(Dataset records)
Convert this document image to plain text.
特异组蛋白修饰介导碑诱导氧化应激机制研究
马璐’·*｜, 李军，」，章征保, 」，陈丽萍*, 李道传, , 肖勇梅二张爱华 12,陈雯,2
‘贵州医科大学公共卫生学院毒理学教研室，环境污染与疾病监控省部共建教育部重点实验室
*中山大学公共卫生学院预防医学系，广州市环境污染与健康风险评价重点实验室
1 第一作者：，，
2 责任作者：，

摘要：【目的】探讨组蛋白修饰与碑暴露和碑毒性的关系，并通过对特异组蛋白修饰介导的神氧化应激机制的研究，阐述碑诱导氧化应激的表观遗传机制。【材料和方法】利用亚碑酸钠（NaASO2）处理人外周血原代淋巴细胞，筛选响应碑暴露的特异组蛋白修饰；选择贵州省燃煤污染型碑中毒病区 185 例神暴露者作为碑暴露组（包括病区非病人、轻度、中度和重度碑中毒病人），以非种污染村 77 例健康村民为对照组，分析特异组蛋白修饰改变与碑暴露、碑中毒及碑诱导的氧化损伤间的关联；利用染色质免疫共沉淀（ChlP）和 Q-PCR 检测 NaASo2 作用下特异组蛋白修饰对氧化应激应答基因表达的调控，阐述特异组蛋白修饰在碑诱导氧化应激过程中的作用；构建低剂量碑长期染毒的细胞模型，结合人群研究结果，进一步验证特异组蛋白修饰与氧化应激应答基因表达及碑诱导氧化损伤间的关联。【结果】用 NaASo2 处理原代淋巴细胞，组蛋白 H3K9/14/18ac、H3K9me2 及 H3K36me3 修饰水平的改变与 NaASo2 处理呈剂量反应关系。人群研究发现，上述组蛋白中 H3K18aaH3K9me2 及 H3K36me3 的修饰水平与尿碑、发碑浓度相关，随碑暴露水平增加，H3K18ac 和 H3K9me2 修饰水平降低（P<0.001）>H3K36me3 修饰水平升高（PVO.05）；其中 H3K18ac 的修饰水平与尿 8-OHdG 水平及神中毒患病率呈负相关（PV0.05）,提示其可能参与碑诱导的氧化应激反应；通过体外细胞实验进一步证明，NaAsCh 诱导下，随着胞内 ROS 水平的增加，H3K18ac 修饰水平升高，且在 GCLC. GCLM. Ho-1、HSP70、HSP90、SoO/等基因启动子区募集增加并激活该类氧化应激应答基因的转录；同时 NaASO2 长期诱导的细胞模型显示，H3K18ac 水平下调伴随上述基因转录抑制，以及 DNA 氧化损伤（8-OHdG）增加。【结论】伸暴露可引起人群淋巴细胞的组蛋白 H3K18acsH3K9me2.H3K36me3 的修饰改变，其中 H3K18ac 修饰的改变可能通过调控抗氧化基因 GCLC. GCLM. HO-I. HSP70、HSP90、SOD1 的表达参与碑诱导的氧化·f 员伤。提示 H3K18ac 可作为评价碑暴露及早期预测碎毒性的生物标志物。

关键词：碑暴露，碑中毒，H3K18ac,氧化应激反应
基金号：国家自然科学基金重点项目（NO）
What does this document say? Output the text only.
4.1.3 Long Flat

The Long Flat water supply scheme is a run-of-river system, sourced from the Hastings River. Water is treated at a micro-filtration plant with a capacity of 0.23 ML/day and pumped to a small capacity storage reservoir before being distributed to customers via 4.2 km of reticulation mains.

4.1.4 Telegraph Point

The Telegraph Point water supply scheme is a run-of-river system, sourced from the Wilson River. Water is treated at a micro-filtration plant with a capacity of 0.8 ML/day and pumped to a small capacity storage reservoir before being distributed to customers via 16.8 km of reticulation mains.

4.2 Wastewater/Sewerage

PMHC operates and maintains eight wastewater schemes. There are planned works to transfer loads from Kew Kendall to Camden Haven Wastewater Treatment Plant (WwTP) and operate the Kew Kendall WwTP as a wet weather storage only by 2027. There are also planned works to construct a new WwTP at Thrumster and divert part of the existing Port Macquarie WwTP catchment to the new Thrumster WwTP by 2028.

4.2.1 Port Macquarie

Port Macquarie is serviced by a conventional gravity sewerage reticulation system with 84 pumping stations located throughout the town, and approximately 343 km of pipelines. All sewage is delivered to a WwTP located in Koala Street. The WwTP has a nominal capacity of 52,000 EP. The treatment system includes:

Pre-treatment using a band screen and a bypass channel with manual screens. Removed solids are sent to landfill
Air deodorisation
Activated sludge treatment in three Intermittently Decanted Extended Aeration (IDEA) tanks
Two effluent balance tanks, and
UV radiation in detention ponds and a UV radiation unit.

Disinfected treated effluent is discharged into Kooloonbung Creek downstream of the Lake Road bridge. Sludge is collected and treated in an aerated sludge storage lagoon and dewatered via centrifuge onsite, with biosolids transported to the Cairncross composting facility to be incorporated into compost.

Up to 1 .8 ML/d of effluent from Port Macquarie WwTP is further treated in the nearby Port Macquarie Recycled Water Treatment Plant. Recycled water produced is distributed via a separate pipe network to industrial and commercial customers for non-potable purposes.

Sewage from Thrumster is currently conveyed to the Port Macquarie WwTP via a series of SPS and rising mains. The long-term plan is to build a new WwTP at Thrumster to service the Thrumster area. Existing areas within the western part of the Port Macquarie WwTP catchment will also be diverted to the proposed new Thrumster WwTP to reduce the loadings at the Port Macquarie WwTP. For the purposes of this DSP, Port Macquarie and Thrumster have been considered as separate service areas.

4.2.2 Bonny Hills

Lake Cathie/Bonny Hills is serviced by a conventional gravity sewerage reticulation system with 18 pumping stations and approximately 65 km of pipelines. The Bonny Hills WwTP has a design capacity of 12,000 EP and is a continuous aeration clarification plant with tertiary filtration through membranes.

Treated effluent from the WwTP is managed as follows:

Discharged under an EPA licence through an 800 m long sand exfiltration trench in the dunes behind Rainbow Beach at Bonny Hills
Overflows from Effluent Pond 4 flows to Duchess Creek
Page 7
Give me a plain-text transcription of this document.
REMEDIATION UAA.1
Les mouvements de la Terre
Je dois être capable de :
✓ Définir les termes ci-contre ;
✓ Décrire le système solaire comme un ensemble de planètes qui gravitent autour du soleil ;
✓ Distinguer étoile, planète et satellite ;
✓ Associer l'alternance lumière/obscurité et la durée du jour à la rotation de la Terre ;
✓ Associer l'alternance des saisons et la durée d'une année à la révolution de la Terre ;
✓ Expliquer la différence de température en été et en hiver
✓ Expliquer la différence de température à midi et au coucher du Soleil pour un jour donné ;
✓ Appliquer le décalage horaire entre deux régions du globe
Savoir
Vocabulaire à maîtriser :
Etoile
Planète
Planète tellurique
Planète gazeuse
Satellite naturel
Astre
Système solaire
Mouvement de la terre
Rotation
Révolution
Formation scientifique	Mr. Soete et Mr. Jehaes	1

* _Task to carry out_: Reproduce the material in full, with no word added or dropped.

* _Finished answer_:
Convert this document image to plain text.
特异组蛋白修饰介导碑诱导氧化应激机制研究
马璐’·*｜, 李军，」，章征保, 」，陈丽萍*, 李道传, , 肖勇梅二张爱华 12,陈雯,2
‘贵州医科大学公共卫生学院毒理学教研室，环境污染与疾病监控省部共建教育部重点实验室
*中山大学公共卫生学院预防医学系，广州市环境污染与健康风险评价重点实验室
1 第一作者：，，
2 责任作者：，

摘要：【目的】探讨组蛋白修饰与碑暴露和碑毒性的关系，并通过对特异组蛋白修饰介导的神氧化应激机制的研究，阐述碑诱导氧化应激的表观遗传机制。【材料和方法】利用亚碑酸钠（NaASO2）处理人外周血原代淋巴细胞，筛选响应碑暴露的特异组蛋白修饰；选择贵州省燃煤污染型碑中毒病区 185 例神暴露者作为碑暴露组（包括病区非病人、轻度、中度和重度碑中毒病人），以非种污染村 77 例健康村民为对照组，分析特异组蛋白修饰改变与碑暴露、碑中毒及碑诱导的氧化损伤间的关联；利用染色质免疫共沉淀（ChlP）和 Q-PCR 检测 NaASo2 作用下特异组蛋白修饰对氧化应激应答基因表达的调控，阐述特异组蛋白修饰在碑诱导氧化应激过程中的作用；构建低剂量碑长期染毒的细胞模型，结合人群研究结果，进一步验证特异组蛋白修饰与氧化应激应答基因表达及碑诱导氧化损伤间的关联。【结果】用 NaASo2 处理原代淋巴细胞，组蛋白 H3K9/14/18ac、H3K9me2 及 H3K36me3 修饰水平的改变与 NaASo2 处理呈剂量反应关系。人群研究发现，上述组蛋白中 H3K18aaH3K9me2 及 H3K36me3 的修饰水平与尿碑、发碑浓度相关，随碑暴露水平增加，H3K18ac 和 H3K9me2 修饰水平降低（P<0.001）>H3K36me3 修饰水平升高（PVO.05）；其中 H3K18ac 的修饰水平与尿 8-OHdG 水平及神中毒患病率呈负相关（PV0.05）,提示其可能参与碑诱导的氧化应激反应；通过体外细胞实验进一步证明，NaAsCh 诱导下，随着胞内 ROS 水平的增加，H3K18ac 修饰水平升高，且在 GCLC. GCLM. Ho-1、HSP70、HSP90、SoO/等基因启动子区募集增加并激活该类氧化应激应答基因的转录；同时 NaASO2 长期诱导的细胞模型显示，H3K18ac 水平下调伴随上述基因转录抑制，以及 DNA 氧化损伤（8-OHdG）增加。【结论】伸暴露可引起人群淋巴细胞的组蛋白 H3K18acsH3K9me2.H3K36me3 的修饰改变，其中 H3K18ac 修饰的改变可能通过调控抗氧化基因 GCLC. GCLM. HO-I. HSP70、HSP90、SOD1 的表达参与碑诱导的氧化·f 员伤。提示 H3K18ac 可作为评价碑暴露及早期预测碎毒性的生物标志物。

关键词：碑暴露，碑中毒，H3K18ac,氧化应激反应
基金号：国家自然科学基金重点项目（NO）
What does this document say? Output the text only.
4.1.3 Long Flat

The Long Flat water supply scheme is a run-of-river system, sourced from the Hastings River. Water is treated at a micro-filtration plant with a capacity of 0.23 ML/day and pumped to a small capacity storage reservoir before being distributed to customers via 4.2 km of reticulation mains.

4.1.4 Telegraph Point

The Telegraph Point water supply scheme is a run-of-river system, sourced from the Wilson River. Water is treated at a micro-filtration plant with a capacity of 0.8 ML/day and pumped to a small capacity storage reservoir before being distributed to customers via 16.8 km of reticulation mains.

4.2 Wastewater/Sewerage

PMHC operates and maintains eight wastewater schemes. There are planned works to transfer loads from Kew Kendall to Camden Haven Wastewater Treatment Plant (WwTP) and operate the Kew Kendall WwTP as a wet weather storage only by 2027. There are also planned works to construct a new WwTP at Thrumster and divert part of the existing Port Macquarie WwTP catchment to the new Thrumster WwTP by 2028.

4.2.1 Port Macquarie

Port Macquarie is serviced by a conventional gravity sewerage reticulation system with 84 pumping stations located throughout the town, and approximately 343 km of pipelines. All sewage is delivered to a WwTP located in Koala Street. The WwTP has a nominal capacity of 52,000 EP. The treatment system includes:

Pre-treatment using a band screen and a bypass channel with manual screens. Removed solids are sent to landfill
Air deodorisation
Activated sludge treatment in three Intermittently Decanted Extended Aeration (IDEA) tanks
Two effluent balance tanks, and
UV radiation in detention ponds and a UV radiation unit.

Disinfected treated effluent is discharged into Kooloonbung Creek downstream of the Lake Road bridge. Sludge is collected and treated in an aerated sludge storage lagoon and dewatered via centrifuge onsite, with biosolids transported to the Cairncross composting facility to be incorporated into compost.

Up to 1 .8 ML/d of effluent from Port Macquarie WwTP is further treated in the nearby Port Macquarie Recycled Water Treatment Plant. Recycled water produced is distributed via a separate pipe network to industrial and commercial customers for non-potable purposes.

Sewage from Thrumster is currently conveyed to the Port Macquarie WwTP via a series of SPS and rising mains. The long-term plan is to build a new WwTP at Thrumster to service the Thrumster area. Existing areas within the western part of the Port Macquarie WwTP catchment will also be diverted to the proposed new Thrumster WwTP to reduce the loadings at the Port Macquarie WwTP. For the purposes of this DSP, Port Macquarie and Thrumster have been considered as separate service areas.

4.2.2 Bonny Hills

Lake Cathie/Bonny Hills is serviced by a conventional gravity sewerage reticulation system with 18 pumping stations and approximately 65 km of pipelines. The Bonny Hills WwTP has a design capacity of 12,000 EP and is a continuous aeration clarification plant with tertiary filtration through membranes.

Treated effluent from the WwTP is managed as follows:

Discharged under an EPA licence through an 800 m long sand exfiltration trench in the dunes behind Rainbow Beach at Bonny Hills
Overflows from Effluent Pond 4 flows to Duchess Creek
Page 7
Give me a plain-text transcription of this document.
REMEDIATION UAA.1
Les mouvements de la Terre
Je dois être capable de :
✓ Définir les termes ci-contre ;
✓ Décrire le système solaire comme un ensemble de planètes qui gravitent autour du soleil ;
✓ Distinguer étoile, planète et satellite ;
✓ Associer l'alternance lumière/obscurité et la durée du jour à la rotation de la Terre ;
✓ Associer l'alternance des saisons et la durée d'une année à la révolution de la Terre ;
✓ Expliquer la différence de température en été et en hiver
✓ Expliquer la différence de température à midi et au coucher du Soleil pour un jour donné ;
✓ Appliquer le décalage horaire entre deux régions du globe
Savoir
Vocabulaire à maîtriser :
Etoile
Planète
Planète tellurique
Planète gazeuse
Satellite naturel
Astre
Système solaire
Mouvement de la terre
Rotation
Révolution
Formation scientifique	Mr. Soete et Mr. Jehaes	1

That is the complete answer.